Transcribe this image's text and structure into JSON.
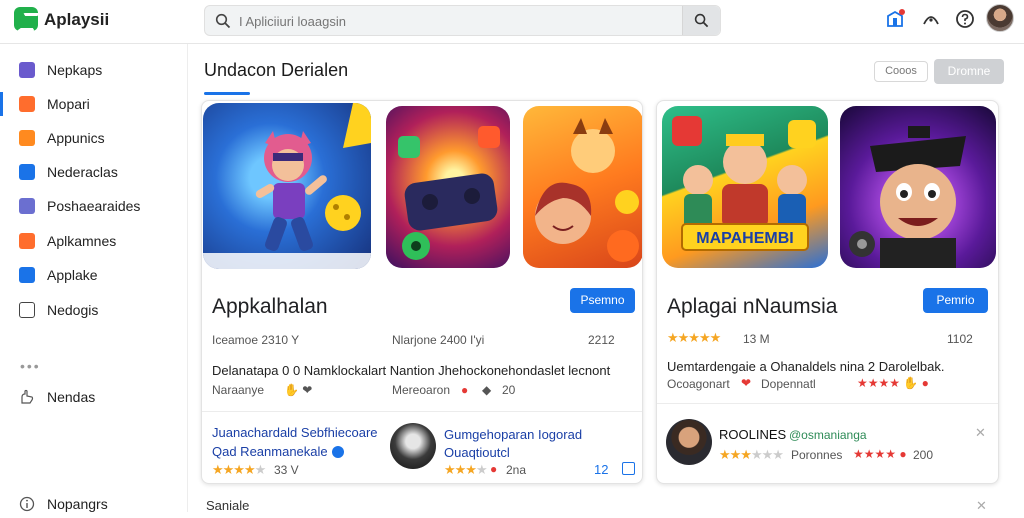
{
  "app": {
    "brand": "Aplaysii"
  },
  "search": {
    "placeholder": "I Apliciiuri loaagsin"
  },
  "sidebar": {
    "items": [
      {
        "label": "Nepkaps",
        "icon": "apps-icon",
        "color": "#6a5acd"
      },
      {
        "label": "Mopari",
        "icon": "play-icon",
        "color": "#ff6d2d"
      },
      {
        "label": "Appunics",
        "icon": "grid-icon",
        "color": "#ff8a1f"
      },
      {
        "label": "Nederaclas",
        "icon": "edit-icon",
        "color": "#1a73e8"
      },
      {
        "label": "Poshaearaides",
        "icon": "folder-icon",
        "color": "#6b6fd0"
      },
      {
        "label": "Aplkamnes",
        "icon": "gamepad-icon",
        "color": "#ff6d2d"
      },
      {
        "label": "Applake",
        "icon": "store-icon",
        "color": "#1a73e8"
      },
      {
        "label": "Nedogis",
        "icon": "square-icon",
        "color": "#444444"
      },
      {
        "label": "Nendas",
        "icon": "hand-icon",
        "color": "#555555"
      },
      {
        "label": "Nopangrs",
        "icon": "info-icon",
        "color": "#555555"
      }
    ],
    "dots": "•••"
  },
  "main": {
    "section_title": "Undacon Derialen",
    "btn_ghost": "Cooos",
    "btn_primary": "Dromne",
    "bottom_label": "Saniale"
  },
  "card1": {
    "title": "Appkalhalan",
    "install": "Psemno",
    "meta": [
      "Iceamoe 2310 Y",
      "Nlarjone 2400 I'yi",
      "2212"
    ],
    "desc": "Delanatapa 0 0 Namklockalart  Nantion Jhehockonehondaslet lecnont",
    "sub1": "Naraanye",
    "sub2": "Mereoaron",
    "sub2_num": "20",
    "promo1_line1": "Juanachardald Sebfhiecoare",
    "promo1_line2": "Qad Reanmanekale",
    "promo1_stars": "★★★★",
    "promo1_stars_off": "★",
    "promo1_meta": "33 V",
    "promo2_line1": "Gumgehoparan Iogorad",
    "promo2_line2": "Ouaqtioutcl",
    "promo2_stars": "★★★",
    "promo2_stars_off": "★",
    "promo2_meta": "2na",
    "promo2_badge": "12"
  },
  "card2": {
    "title": "Aplagai nNaumsia",
    "install": "Pemrio",
    "stars": "★★★★★",
    "meta": "13 M",
    "meta_right": "1102",
    "desc": "Uemtardengaie a Ohanaldels nina 2 Darolelbak.",
    "sub1": "Ocoagonart",
    "sub2": "Dopennatl",
    "promo_title": "ROOLINES",
    "promo_handle": "@osmanianga",
    "promo_stars": "★★★",
    "promo_stars_off": "★★★",
    "promo_meta": "Poronnes",
    "promo_num": "200"
  },
  "colors": {
    "accent": "#1a73e8",
    "brand": "#21b04b",
    "star": "#f5a623"
  }
}
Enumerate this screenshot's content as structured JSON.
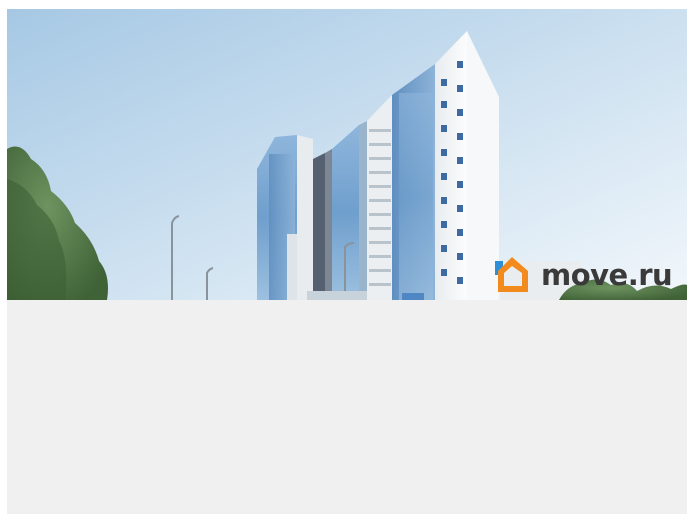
{
  "watermark": {
    "text": "move.ru",
    "logo_orange": "#f28a1d",
    "logo_blue": "#2d8fd8",
    "text_color": "#3a3a3a"
  },
  "colors": {
    "sky_top": "#a9cbe6",
    "sky_bottom": "#eef5fb",
    "glass": "#6f9fcd",
    "facade": "#f2f4f6",
    "foliage": "#4f7344",
    "placeholder_background": "#f0f0f0"
  }
}
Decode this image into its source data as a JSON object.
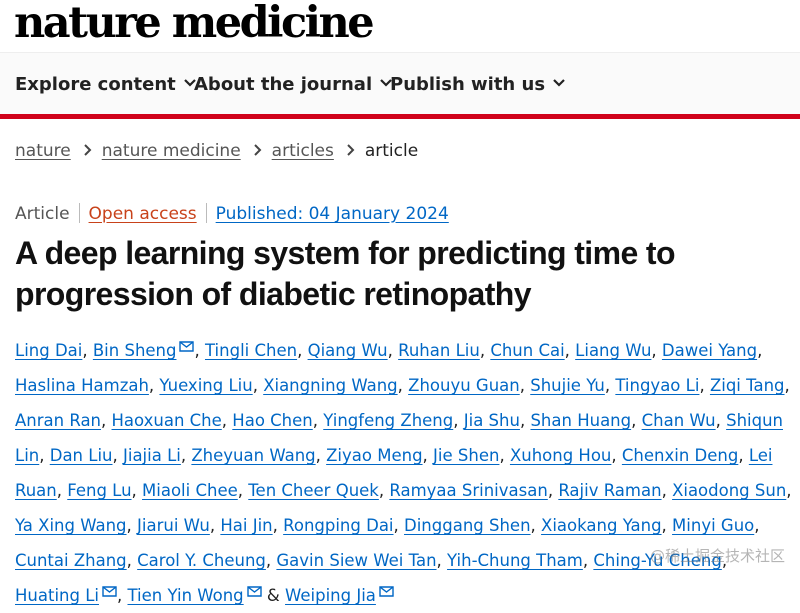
{
  "header": {
    "logo": "nature medicine"
  },
  "nav": {
    "items": [
      {
        "label": "Explore content"
      },
      {
        "label": "About the journal"
      },
      {
        "label": "Publish with us"
      }
    ]
  },
  "breadcrumb": [
    "nature",
    "nature medicine",
    "articles",
    "article"
  ],
  "meta": {
    "type": "Article",
    "access": "Open access",
    "published": "Published: 04 January 2024"
  },
  "article": {
    "title": "A deep learning system for predicting time to progression of diabetic retinopathy"
  },
  "authors": [
    {
      "name": "Ling Dai",
      "mail": false
    },
    {
      "name": "Bin Sheng",
      "mail": true
    },
    {
      "name": "Tingli Chen",
      "mail": false
    },
    {
      "name": "Qiang Wu",
      "mail": false
    },
    {
      "name": "Ruhan Liu",
      "mail": false
    },
    {
      "name": "Chun Cai",
      "mail": false
    },
    {
      "name": "Liang Wu",
      "mail": false
    },
    {
      "name": "Dawei Yang",
      "mail": false
    },
    {
      "name": "Haslina Hamzah",
      "mail": false
    },
    {
      "name": "Yuexing Liu",
      "mail": false
    },
    {
      "name": "Xiangning Wang",
      "mail": false
    },
    {
      "name": "Zhouyu Guan",
      "mail": false
    },
    {
      "name": "Shujie Yu",
      "mail": false
    },
    {
      "name": "Tingyao Li",
      "mail": false
    },
    {
      "name": "Ziqi Tang",
      "mail": false
    },
    {
      "name": "Anran Ran",
      "mail": false
    },
    {
      "name": "Haoxuan Che",
      "mail": false
    },
    {
      "name": "Hao Chen",
      "mail": false
    },
    {
      "name": "Yingfeng Zheng",
      "mail": false
    },
    {
      "name": "Jia Shu",
      "mail": false
    },
    {
      "name": "Shan Huang",
      "mail": false
    },
    {
      "name": "Chan Wu",
      "mail": false
    },
    {
      "name": "Shiqun Lin",
      "mail": false
    },
    {
      "name": "Dan Liu",
      "mail": false
    },
    {
      "name": "Jiajia Li",
      "mail": false
    },
    {
      "name": "Zheyuan Wang",
      "mail": false
    },
    {
      "name": "Ziyao Meng",
      "mail": false
    },
    {
      "name": "Jie Shen",
      "mail": false
    },
    {
      "name": "Xuhong Hou",
      "mail": false
    },
    {
      "name": "Chenxin Deng",
      "mail": false
    },
    {
      "name": "Lei Ruan",
      "mail": false
    },
    {
      "name": "Feng Lu",
      "mail": false
    },
    {
      "name": "Miaoli Chee",
      "mail": false
    },
    {
      "name": "Ten Cheer Quek",
      "mail": false
    },
    {
      "name": "Ramyaa Srinivasan",
      "mail": false
    },
    {
      "name": "Rajiv Raman",
      "mail": false
    },
    {
      "name": "Xiaodong Sun",
      "mail": false
    },
    {
      "name": "Ya Xing Wang",
      "mail": false
    },
    {
      "name": "Jiarui Wu",
      "mail": false
    },
    {
      "name": "Hai Jin",
      "mail": false
    },
    {
      "name": "Rongping Dai",
      "mail": false
    },
    {
      "name": "Dinggang Shen",
      "mail": false
    },
    {
      "name": "Xiaokang Yang",
      "mail": false
    },
    {
      "name": "Minyi Guo",
      "mail": false
    },
    {
      "name": "Cuntai Zhang",
      "mail": false
    },
    {
      "name": "Carol Y. Cheung",
      "mail": false
    },
    {
      "name": "Gavin Siew Wei Tan",
      "mail": false
    },
    {
      "name": "Yih-Chung Tham",
      "mail": false
    },
    {
      "name": "Ching-Yu Cheng",
      "mail": false
    },
    {
      "name": "Huating Li",
      "mail": true
    },
    {
      "name": "Tien Yin Wong",
      "mail": true
    },
    {
      "name": "Weiping Jia",
      "mail": true,
      "prefix": "& "
    }
  ],
  "watermark": "@稀土掘金技术社区",
  "colors": {
    "accent_red": "#d0021b",
    "link_blue": "#0067c5",
    "open_access": "#c8421a"
  }
}
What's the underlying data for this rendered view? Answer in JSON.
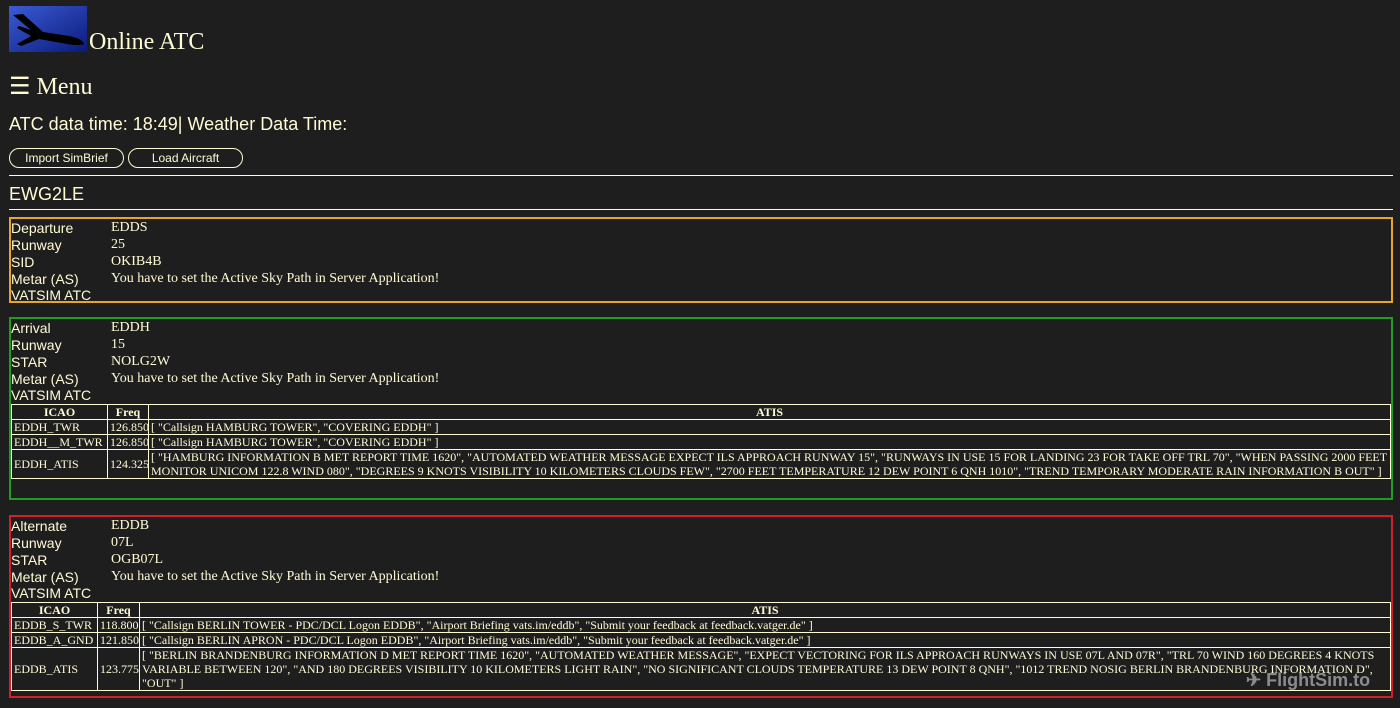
{
  "app": {
    "title": "Online ATC"
  },
  "menu": {
    "label": "☰ Menu"
  },
  "status": {
    "atc_label": "ATC data time:",
    "atc_time": "18:49",
    "separator": "|",
    "weather_label": "Weather Data Time:"
  },
  "toolbar": {
    "import_label": "Import SimBrief",
    "load_label": "Load Aircraft"
  },
  "flight": {
    "callsign": "EWG2LE"
  },
  "departure": {
    "heading": "Departure",
    "airport": "EDDS",
    "runway_label": "Runway",
    "runway": "25",
    "proc_label": "SID",
    "proc": "OKIB4B",
    "metar_label": "Metar (AS)",
    "metar": "You have to set the Active Sky Path in Server Application!",
    "atc_label": "VATSIM ATC"
  },
  "arrival": {
    "heading": "Arrival",
    "airport": "EDDH",
    "runway_label": "Runway",
    "runway": "15",
    "proc_label": "STAR",
    "proc": "NOLG2W",
    "metar_label": "Metar (AS)",
    "metar": "You have to set the Active Sky Path in Server Application!",
    "atc_label": "VATSIM ATC",
    "table": {
      "headers": [
        "ICAO",
        "Freq",
        "ATIS"
      ],
      "rows": [
        {
          "icao": "EDDH_TWR",
          "freq": "126.850",
          "atis": "[ \"Callsign HAMBURG TOWER\", \"COVERING EDDH\" ]"
        },
        {
          "icao": "EDDH__M_TWR",
          "freq": "126.850",
          "atis": "[ \"Callsign HAMBURG TOWER\", \"COVERING EDDH\" ]"
        },
        {
          "icao": "EDDH_ATIS",
          "freq": "124.325",
          "atis": "[ \"HAMBURG INFORMATION B MET REPORT TIME 1620\", \"AUTOMATED WEATHER MESSAGE EXPECT ILS APPROACH RUNWAY 15\", \"RUNWAYS IN USE 15 FOR LANDING 23 FOR TAKE OFF TRL 70\", \"WHEN PASSING 2000 FEET MONITOR UNICOM 122.8 WIND 080\", \"DEGREES 9 KNOTS VISIBILITY 10 KILOMETERS CLOUDS FEW\", \"2700 FEET TEMPERATURE 12 DEW POINT 6 QNH 1010\", \"TREND TEMPORARY MODERATE RAIN INFORMATION B OUT\" ]"
        }
      ]
    }
  },
  "alternate": {
    "heading": "Alternate",
    "airport": "EDDB",
    "runway_label": "Runway",
    "runway": "07L",
    "proc_label": "STAR",
    "proc": "OGB07L",
    "metar_label": "Metar (AS)",
    "metar": "You have to set the Active Sky Path in Server Application!",
    "atc_label": "VATSIM ATC",
    "table": {
      "headers": [
        "ICAO",
        "Freq",
        "ATIS"
      ],
      "rows": [
        {
          "icao": "EDDB_S_TWR",
          "freq": "118.800",
          "atis": "[ \"Callsign BERLIN TOWER - PDC/DCL Logon EDDB\", \"Airport Briefing vats.im/eddb\", \"Submit your feedback at feedback.vatger.de\" ]"
        },
        {
          "icao": "EDDB_A_GND",
          "freq": "121.850",
          "atis": "[ \"Callsign BERLIN APRON - PDC/DCL Logon EDDB\", \"Airport Briefing vats.im/eddb\", \"Submit your feedback at feedback.vatger.de\" ]"
        },
        {
          "icao": "EDDB_ATIS",
          "freq": "123.775",
          "atis": "[ \"BERLIN BRANDENBURG INFORMATION D MET REPORT TIME 1620\", \"AUTOMATED WEATHER MESSAGE\", \"EXPECT VECTORING FOR ILS APPROACH RUNWAYS IN USE 07L AND 07R\", \"TRL 70 WIND 160 DEGREES 4 KNOTS VARIABLE BETWEEN 120\", \"AND 180 DEGREES VISIBILITY 10 KILOMETERS LIGHT RAIN\", \"NO SIGNIFICANT CLOUDS TEMPERATURE 13 DEW POINT 8 QNH\", \"1012 TREND NOSIG BERLIN BRANDENBURG INFORMATION D\", \"OUT\" ]"
        }
      ]
    }
  },
  "watermark": {
    "text": "FlightSim.to"
  },
  "colors": {
    "background": "#1e1e1e",
    "text": "#fffbd5",
    "departure": "#e8a52a",
    "arrival": "#1f9d1f",
    "alternate": "#d1202a"
  }
}
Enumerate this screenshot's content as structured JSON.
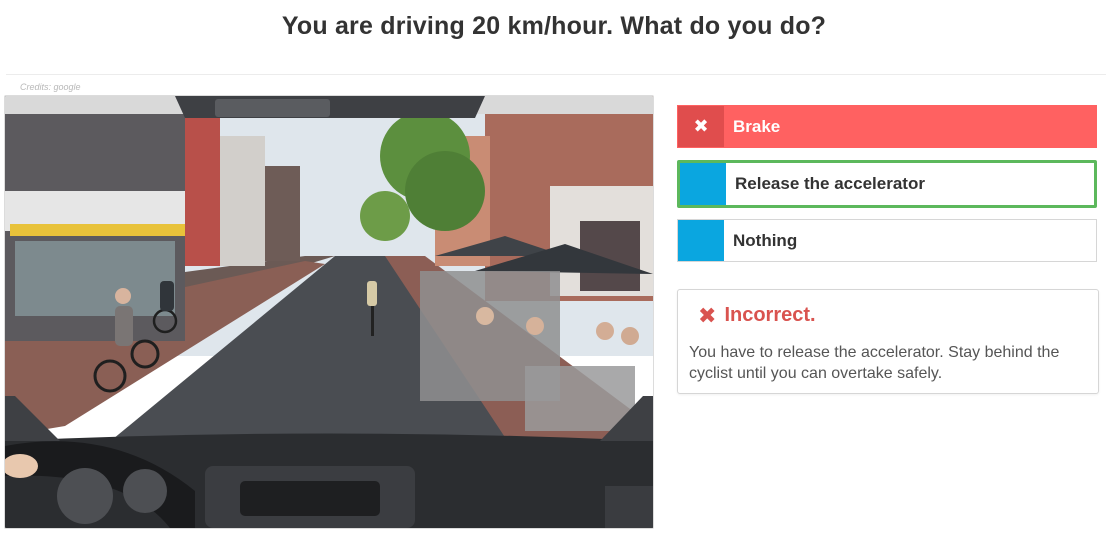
{
  "question": "You are driving 20 km/hour. What do you do?",
  "credits": "Credits: google",
  "options": [
    {
      "label": "Brake",
      "state": "wrong",
      "icon": "cross-icon"
    },
    {
      "label": "Release the accelerator",
      "state": "correct",
      "icon": ""
    },
    {
      "label": "Nothing",
      "state": "neutral",
      "icon": ""
    }
  ],
  "feedback": {
    "title": "Incorrect.",
    "icon": "cross-icon",
    "message": "You have to release the accelerator. Stay behind the cyclist until you can overtake safely."
  },
  "colors": {
    "wrong": "#ff6161",
    "correct_border": "#5cb85c",
    "marker_blue": "#0aa6e0",
    "error_text": "#d9534f"
  }
}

____________

The request:
From the listing above, pick out each line where the word "feedback" appears.

Solution:
          "atis": "[ \"Callsign BERLIN TOWER - PDC/DCL Logon EDDB\", \"Airport Briefing vats.im/eddb\", \"Submit your feedback at feedback.vatger.de\" ]"
          "atis": "[ \"Callsign BERLIN APRON - PDC/DCL Logon EDDB\", \"Airport Briefing vats.im/eddb\", \"Submit your feedback at feedback.vatger.de\" ]"
  "feedback": {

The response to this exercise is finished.